**DATASET ROWS**
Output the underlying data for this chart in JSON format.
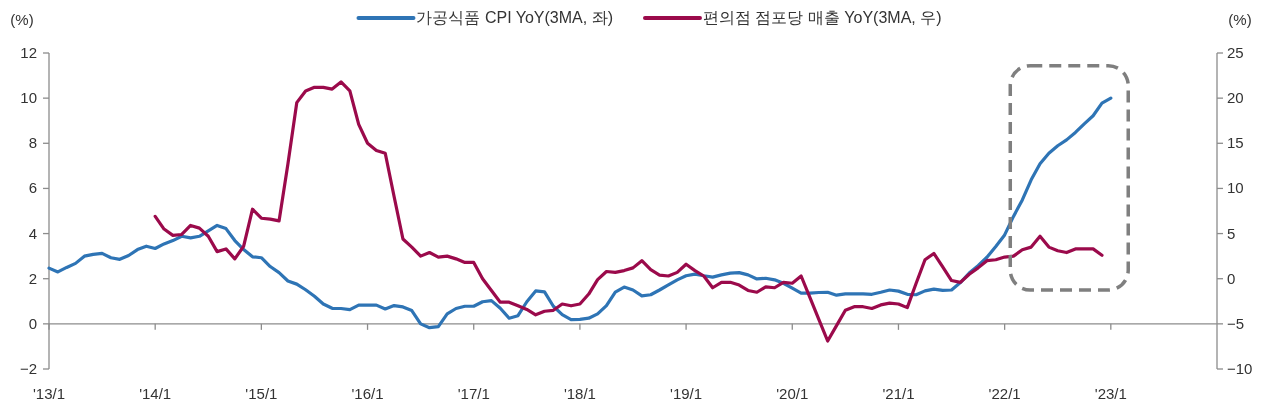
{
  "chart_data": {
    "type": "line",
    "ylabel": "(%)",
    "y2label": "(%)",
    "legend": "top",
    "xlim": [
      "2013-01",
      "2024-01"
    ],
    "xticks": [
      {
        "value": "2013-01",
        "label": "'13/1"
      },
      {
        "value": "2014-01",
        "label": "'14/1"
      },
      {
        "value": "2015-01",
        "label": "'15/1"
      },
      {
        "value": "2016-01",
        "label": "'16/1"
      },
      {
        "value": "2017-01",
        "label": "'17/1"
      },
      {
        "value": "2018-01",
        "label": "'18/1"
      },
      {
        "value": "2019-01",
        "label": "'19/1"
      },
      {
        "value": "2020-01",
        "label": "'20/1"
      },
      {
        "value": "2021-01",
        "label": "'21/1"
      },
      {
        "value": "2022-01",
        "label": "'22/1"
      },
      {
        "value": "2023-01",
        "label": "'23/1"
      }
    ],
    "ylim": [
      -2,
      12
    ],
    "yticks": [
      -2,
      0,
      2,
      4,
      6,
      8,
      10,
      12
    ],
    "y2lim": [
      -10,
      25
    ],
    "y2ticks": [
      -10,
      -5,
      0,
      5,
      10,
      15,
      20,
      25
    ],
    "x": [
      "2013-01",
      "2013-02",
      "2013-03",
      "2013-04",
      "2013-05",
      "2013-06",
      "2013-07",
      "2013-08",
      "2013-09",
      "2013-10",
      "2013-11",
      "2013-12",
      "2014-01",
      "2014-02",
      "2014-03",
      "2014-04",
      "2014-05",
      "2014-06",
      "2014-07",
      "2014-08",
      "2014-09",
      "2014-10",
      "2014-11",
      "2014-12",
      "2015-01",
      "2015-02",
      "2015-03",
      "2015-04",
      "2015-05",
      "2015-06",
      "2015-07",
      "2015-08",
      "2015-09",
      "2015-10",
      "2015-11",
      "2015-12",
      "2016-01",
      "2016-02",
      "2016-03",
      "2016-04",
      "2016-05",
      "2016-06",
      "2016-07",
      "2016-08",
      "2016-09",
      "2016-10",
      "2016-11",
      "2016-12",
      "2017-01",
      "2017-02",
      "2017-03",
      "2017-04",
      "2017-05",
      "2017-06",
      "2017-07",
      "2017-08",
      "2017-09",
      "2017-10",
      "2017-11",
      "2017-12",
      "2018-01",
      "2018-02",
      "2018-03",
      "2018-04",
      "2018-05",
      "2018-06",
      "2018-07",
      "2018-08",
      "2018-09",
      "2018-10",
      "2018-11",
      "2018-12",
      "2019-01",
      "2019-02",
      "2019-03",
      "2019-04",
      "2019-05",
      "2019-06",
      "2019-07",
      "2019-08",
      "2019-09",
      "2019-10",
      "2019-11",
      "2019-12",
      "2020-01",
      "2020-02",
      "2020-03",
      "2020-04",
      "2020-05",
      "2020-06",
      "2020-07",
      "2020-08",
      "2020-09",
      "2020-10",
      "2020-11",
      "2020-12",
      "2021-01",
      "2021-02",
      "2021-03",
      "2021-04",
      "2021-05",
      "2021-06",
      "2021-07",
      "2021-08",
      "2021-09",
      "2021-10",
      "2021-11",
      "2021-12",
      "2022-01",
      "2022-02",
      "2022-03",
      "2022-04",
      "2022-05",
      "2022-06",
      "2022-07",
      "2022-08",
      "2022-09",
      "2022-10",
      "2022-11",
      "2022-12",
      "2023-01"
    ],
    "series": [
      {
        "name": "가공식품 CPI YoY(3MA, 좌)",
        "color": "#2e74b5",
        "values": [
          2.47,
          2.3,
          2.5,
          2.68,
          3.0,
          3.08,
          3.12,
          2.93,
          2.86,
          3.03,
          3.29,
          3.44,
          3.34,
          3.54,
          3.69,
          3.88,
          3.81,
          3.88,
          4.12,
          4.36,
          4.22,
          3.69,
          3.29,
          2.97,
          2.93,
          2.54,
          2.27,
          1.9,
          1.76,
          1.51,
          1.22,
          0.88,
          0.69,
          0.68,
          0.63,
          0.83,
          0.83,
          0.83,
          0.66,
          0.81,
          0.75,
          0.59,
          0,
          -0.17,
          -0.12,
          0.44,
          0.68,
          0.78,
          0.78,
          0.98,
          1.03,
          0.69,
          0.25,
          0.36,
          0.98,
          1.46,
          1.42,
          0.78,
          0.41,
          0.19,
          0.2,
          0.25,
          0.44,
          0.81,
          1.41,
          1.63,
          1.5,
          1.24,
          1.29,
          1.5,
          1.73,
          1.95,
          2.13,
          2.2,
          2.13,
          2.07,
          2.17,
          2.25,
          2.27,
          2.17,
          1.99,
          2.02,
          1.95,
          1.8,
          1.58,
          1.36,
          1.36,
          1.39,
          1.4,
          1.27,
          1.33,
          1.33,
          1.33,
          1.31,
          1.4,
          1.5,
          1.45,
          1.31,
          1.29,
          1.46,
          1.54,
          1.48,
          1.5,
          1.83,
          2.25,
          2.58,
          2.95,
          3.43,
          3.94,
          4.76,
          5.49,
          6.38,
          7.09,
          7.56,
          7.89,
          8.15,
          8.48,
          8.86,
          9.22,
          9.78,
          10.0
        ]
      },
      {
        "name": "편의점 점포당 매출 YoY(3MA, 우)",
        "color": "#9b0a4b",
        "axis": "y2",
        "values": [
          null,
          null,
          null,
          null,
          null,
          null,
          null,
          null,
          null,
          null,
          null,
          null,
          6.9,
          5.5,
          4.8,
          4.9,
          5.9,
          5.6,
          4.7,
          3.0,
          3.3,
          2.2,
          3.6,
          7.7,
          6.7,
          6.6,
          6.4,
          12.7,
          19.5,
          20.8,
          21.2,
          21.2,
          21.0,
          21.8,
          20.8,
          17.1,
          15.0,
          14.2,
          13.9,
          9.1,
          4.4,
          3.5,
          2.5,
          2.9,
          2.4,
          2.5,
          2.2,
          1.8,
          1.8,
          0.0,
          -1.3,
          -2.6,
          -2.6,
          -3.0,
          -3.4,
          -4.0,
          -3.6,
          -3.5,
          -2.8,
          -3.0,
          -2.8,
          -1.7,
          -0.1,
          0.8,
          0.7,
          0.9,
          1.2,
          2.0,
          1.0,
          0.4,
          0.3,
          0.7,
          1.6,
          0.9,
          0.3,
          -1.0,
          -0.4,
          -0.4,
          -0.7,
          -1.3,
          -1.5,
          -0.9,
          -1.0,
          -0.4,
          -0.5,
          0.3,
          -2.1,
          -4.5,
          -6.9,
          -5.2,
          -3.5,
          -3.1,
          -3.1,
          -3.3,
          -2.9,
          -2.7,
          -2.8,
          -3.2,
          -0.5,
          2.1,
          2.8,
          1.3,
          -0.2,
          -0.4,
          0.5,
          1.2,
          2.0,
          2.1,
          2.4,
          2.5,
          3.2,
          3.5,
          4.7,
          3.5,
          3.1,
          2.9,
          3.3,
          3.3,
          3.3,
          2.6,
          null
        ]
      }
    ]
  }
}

**WORK TO BE COMPLETED**
Each record must be quoted in full and exactly. Do not include the pictures.

**TASK RESULT**
Output the underlying data for this chart in JSON format.
{
  "chart_data": {
    "type": "line",
    "ylabel": "(%)",
    "y2label": "(%)",
    "legend": "top",
    "xlim": [
      "2013-01",
      "2024-01"
    ],
    "xticks": [
      {
        "value": "2013-01",
        "label": "'13/1"
      },
      {
        "value": "2014-01",
        "label": "'14/1"
      },
      {
        "value": "2015-01",
        "label": "'15/1"
      },
      {
        "value": "2016-01",
        "label": "'16/1"
      },
      {
        "value": "2017-01",
        "label": "'17/1"
      },
      {
        "value": "2018-01",
        "label": "'18/1"
      },
      {
        "value": "2019-01",
        "label": "'19/1"
      },
      {
        "value": "2020-01",
        "label": "'20/1"
      },
      {
        "value": "2021-01",
        "label": "'21/1"
      },
      {
        "value": "2022-01",
        "label": "'22/1"
      },
      {
        "value": "2023-01",
        "label": "'23/1"
      }
    ],
    "ylim": [
      -2,
      12
    ],
    "yticks": [
      -2,
      0,
      2,
      4,
      6,
      8,
      10,
      12
    ],
    "y2lim": [
      -10,
      25
    ],
    "y2ticks": [
      -10,
      -5,
      0,
      5,
      10,
      15,
      20,
      25
    ],
    "x": [
      "2013-01",
      "2013-02",
      "2013-03",
      "2013-04",
      "2013-05",
      "2013-06",
      "2013-07",
      "2013-08",
      "2013-09",
      "2013-10",
      "2013-11",
      "2013-12",
      "2014-01",
      "2014-02",
      "2014-03",
      "2014-04",
      "2014-05",
      "2014-06",
      "2014-07",
      "2014-08",
      "2014-09",
      "2014-10",
      "2014-11",
      "2014-12",
      "2015-01",
      "2015-02",
      "2015-03",
      "2015-04",
      "2015-05",
      "2015-06",
      "2015-07",
      "2015-08",
      "2015-09",
      "2015-10",
      "2015-11",
      "2015-12",
      "2016-01",
      "2016-02",
      "2016-03",
      "2016-04",
      "2016-05",
      "2016-06",
      "2016-07",
      "2016-08",
      "2016-09",
      "2016-10",
      "2016-11",
      "2016-12",
      "2017-01",
      "2017-02",
      "2017-03",
      "2017-04",
      "2017-05",
      "2017-06",
      "2017-07",
      "2017-08",
      "2017-09",
      "2017-10",
      "2017-11",
      "2017-12",
      "2018-01",
      "2018-02",
      "2018-03",
      "2018-04",
      "2018-05",
      "2018-06",
      "2018-07",
      "2018-08",
      "2018-09",
      "2018-10",
      "2018-11",
      "2018-12",
      "2019-01",
      "2019-02",
      "2019-03",
      "2019-04",
      "2019-05",
      "2019-06",
      "2019-07",
      "2019-08",
      "2019-09",
      "2019-10",
      "2019-11",
      "2019-12",
      "2020-01",
      "2020-02",
      "2020-03",
      "2020-04",
      "2020-05",
      "2020-06",
      "2020-07",
      "2020-08",
      "2020-09",
      "2020-10",
      "2020-11",
      "2020-12",
      "2021-01",
      "2021-02",
      "2021-03",
      "2021-04",
      "2021-05",
      "2021-06",
      "2021-07",
      "2021-08",
      "2021-09",
      "2021-10",
      "2021-11",
      "2021-12",
      "2022-01",
      "2022-02",
      "2022-03",
      "2022-04",
      "2022-05",
      "2022-06",
      "2022-07",
      "2022-08",
      "2022-09",
      "2022-10",
      "2022-11",
      "2022-12",
      "2023-01"
    ],
    "series": [
      {
        "name": "가공식품 CPI YoY(3MA, 좌)",
        "color": "#2e74b5",
        "values": [
          2.47,
          2.3,
          2.5,
          2.68,
          3.0,
          3.08,
          3.12,
          2.93,
          2.86,
          3.03,
          3.29,
          3.44,
          3.34,
          3.54,
          3.69,
          3.88,
          3.81,
          3.88,
          4.12,
          4.36,
          4.22,
          3.69,
          3.29,
          2.97,
          2.93,
          2.54,
          2.27,
          1.9,
          1.76,
          1.51,
          1.22,
          0.88,
          0.69,
          0.68,
          0.63,
          0.83,
          0.83,
          0.83,
          0.66,
          0.81,
          0.75,
          0.59,
          0,
          -0.17,
          -0.12,
          0.44,
          0.68,
          0.78,
          0.78,
          0.98,
          1.03,
          0.69,
          0.25,
          0.36,
          0.98,
          1.46,
          1.42,
          0.78,
          0.41,
          0.19,
          0.2,
          0.25,
          0.44,
          0.81,
          1.41,
          1.63,
          1.5,
          1.24,
          1.29,
          1.5,
          1.73,
          1.95,
          2.13,
          2.2,
          2.13,
          2.07,
          2.17,
          2.25,
          2.27,
          2.17,
          1.99,
          2.02,
          1.95,
          1.8,
          1.58,
          1.36,
          1.36,
          1.39,
          1.4,
          1.27,
          1.33,
          1.33,
          1.33,
          1.31,
          1.4,
          1.5,
          1.45,
          1.31,
          1.29,
          1.46,
          1.54,
          1.48,
          1.5,
          1.83,
          2.25,
          2.58,
          2.95,
          3.43,
          3.94,
          4.76,
          5.49,
          6.38,
          7.09,
          7.56,
          7.89,
          8.15,
          8.48,
          8.86,
          9.22,
          9.78,
          10.0
        ]
      },
      {
        "name": "편의점 점포당 매출 YoY(3MA, 우)",
        "color": "#9b0a4b",
        "axis": "y2",
        "values": [
          null,
          null,
          null,
          null,
          null,
          null,
          null,
          null,
          null,
          null,
          null,
          null,
          6.9,
          5.5,
          4.8,
          4.9,
          5.9,
          5.6,
          4.7,
          3.0,
          3.3,
          2.2,
          3.6,
          7.7,
          6.7,
          6.6,
          6.4,
          12.7,
          19.5,
          20.8,
          21.2,
          21.2,
          21.0,
          21.8,
          20.8,
          17.1,
          15.0,
          14.2,
          13.9,
          9.1,
          4.4,
          3.5,
          2.5,
          2.9,
          2.4,
          2.5,
          2.2,
          1.8,
          1.8,
          0.0,
          -1.3,
          -2.6,
          -2.6,
          -3.0,
          -3.4,
          -4.0,
          -3.6,
          -3.5,
          -2.8,
          -3.0,
          -2.8,
          -1.7,
          -0.1,
          0.8,
          0.7,
          0.9,
          1.2,
          2.0,
          1.0,
          0.4,
          0.3,
          0.7,
          1.6,
          0.9,
          0.3,
          -1.0,
          -0.4,
          -0.4,
          -0.7,
          -1.3,
          -1.5,
          -0.9,
          -1.0,
          -0.4,
          -0.5,
          0.3,
          -2.1,
          -4.5,
          -6.9,
          -5.2,
          -3.5,
          -3.1,
          -3.1,
          -3.3,
          -2.9,
          -2.7,
          -2.8,
          -3.2,
          -0.5,
          2.1,
          2.8,
          1.3,
          -0.2,
          -0.4,
          0.5,
          1.2,
          2.0,
          2.1,
          2.4,
          2.5,
          3.2,
          3.5,
          4.7,
          3.5,
          3.1,
          2.9,
          3.3,
          3.3,
          3.3,
          2.6,
          null
        ]
      }
    ]
  }
}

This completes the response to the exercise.